Directive.
Copy, from the entries below, each line where the word "April" can be found.

Stored entries.
-------------------------
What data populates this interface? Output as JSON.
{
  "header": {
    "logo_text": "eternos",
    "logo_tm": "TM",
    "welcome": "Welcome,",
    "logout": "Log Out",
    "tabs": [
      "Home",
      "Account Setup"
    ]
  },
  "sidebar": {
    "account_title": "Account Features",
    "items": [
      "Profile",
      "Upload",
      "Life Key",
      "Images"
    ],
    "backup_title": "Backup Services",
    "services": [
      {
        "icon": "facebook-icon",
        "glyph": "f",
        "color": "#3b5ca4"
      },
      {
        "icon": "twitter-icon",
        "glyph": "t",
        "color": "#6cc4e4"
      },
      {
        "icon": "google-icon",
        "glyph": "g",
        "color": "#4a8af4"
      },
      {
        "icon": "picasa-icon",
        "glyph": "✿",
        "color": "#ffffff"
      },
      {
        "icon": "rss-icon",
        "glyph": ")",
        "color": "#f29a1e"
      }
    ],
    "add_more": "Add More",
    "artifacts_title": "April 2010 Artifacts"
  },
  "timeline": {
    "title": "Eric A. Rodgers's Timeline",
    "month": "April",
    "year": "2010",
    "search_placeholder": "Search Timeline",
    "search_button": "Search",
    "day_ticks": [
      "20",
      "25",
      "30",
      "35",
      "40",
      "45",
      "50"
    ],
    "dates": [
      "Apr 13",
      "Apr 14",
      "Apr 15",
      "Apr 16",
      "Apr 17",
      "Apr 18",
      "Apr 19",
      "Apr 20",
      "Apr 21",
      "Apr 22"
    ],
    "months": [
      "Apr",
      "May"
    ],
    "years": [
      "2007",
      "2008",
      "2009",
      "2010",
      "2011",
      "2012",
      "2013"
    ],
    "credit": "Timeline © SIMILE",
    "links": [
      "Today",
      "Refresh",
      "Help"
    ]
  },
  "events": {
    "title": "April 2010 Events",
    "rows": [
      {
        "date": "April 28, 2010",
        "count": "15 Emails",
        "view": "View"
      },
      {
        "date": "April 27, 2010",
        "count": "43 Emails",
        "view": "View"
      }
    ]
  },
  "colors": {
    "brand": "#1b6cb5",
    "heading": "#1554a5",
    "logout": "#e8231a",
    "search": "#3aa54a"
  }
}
-------------------------
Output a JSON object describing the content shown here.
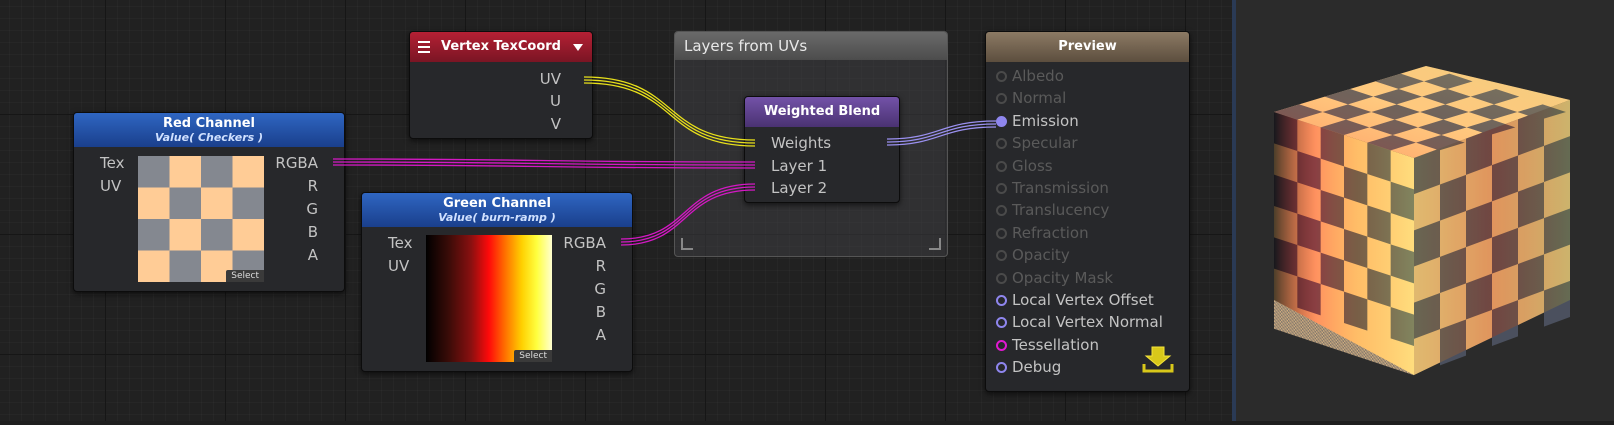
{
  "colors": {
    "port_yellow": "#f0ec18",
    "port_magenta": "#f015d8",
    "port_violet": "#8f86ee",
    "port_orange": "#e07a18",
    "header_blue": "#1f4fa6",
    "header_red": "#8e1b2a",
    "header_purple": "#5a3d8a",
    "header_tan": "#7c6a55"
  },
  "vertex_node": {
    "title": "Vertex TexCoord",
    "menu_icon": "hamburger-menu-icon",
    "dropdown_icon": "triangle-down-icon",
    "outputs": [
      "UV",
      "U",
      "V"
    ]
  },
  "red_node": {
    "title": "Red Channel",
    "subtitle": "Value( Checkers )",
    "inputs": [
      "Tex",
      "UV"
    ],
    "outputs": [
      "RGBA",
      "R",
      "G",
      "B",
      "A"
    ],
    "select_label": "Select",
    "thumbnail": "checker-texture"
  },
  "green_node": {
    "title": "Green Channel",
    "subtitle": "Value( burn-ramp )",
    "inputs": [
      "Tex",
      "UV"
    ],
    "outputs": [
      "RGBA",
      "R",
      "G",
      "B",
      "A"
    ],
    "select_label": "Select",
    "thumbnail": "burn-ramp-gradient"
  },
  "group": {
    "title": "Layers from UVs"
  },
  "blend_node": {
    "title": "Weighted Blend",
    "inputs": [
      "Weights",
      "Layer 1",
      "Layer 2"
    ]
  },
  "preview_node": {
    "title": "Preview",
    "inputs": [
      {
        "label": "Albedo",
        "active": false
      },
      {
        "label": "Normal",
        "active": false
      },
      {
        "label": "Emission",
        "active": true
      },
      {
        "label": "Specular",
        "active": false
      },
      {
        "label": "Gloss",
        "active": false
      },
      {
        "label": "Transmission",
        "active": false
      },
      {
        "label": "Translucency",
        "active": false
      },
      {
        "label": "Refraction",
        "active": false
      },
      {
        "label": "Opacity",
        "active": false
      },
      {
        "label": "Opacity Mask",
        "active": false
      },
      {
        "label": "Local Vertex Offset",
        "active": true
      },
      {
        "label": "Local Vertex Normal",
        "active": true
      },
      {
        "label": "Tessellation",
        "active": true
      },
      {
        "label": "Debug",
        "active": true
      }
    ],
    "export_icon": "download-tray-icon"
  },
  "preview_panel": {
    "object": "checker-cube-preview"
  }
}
-------------------------
Written reply.
    "artifacts_title": "April 2010 Artifacts"
    "month": "April",
    "title": "April 2010 Events",
        "date": "April 28, 2010",
        "date": "April 27, 2010",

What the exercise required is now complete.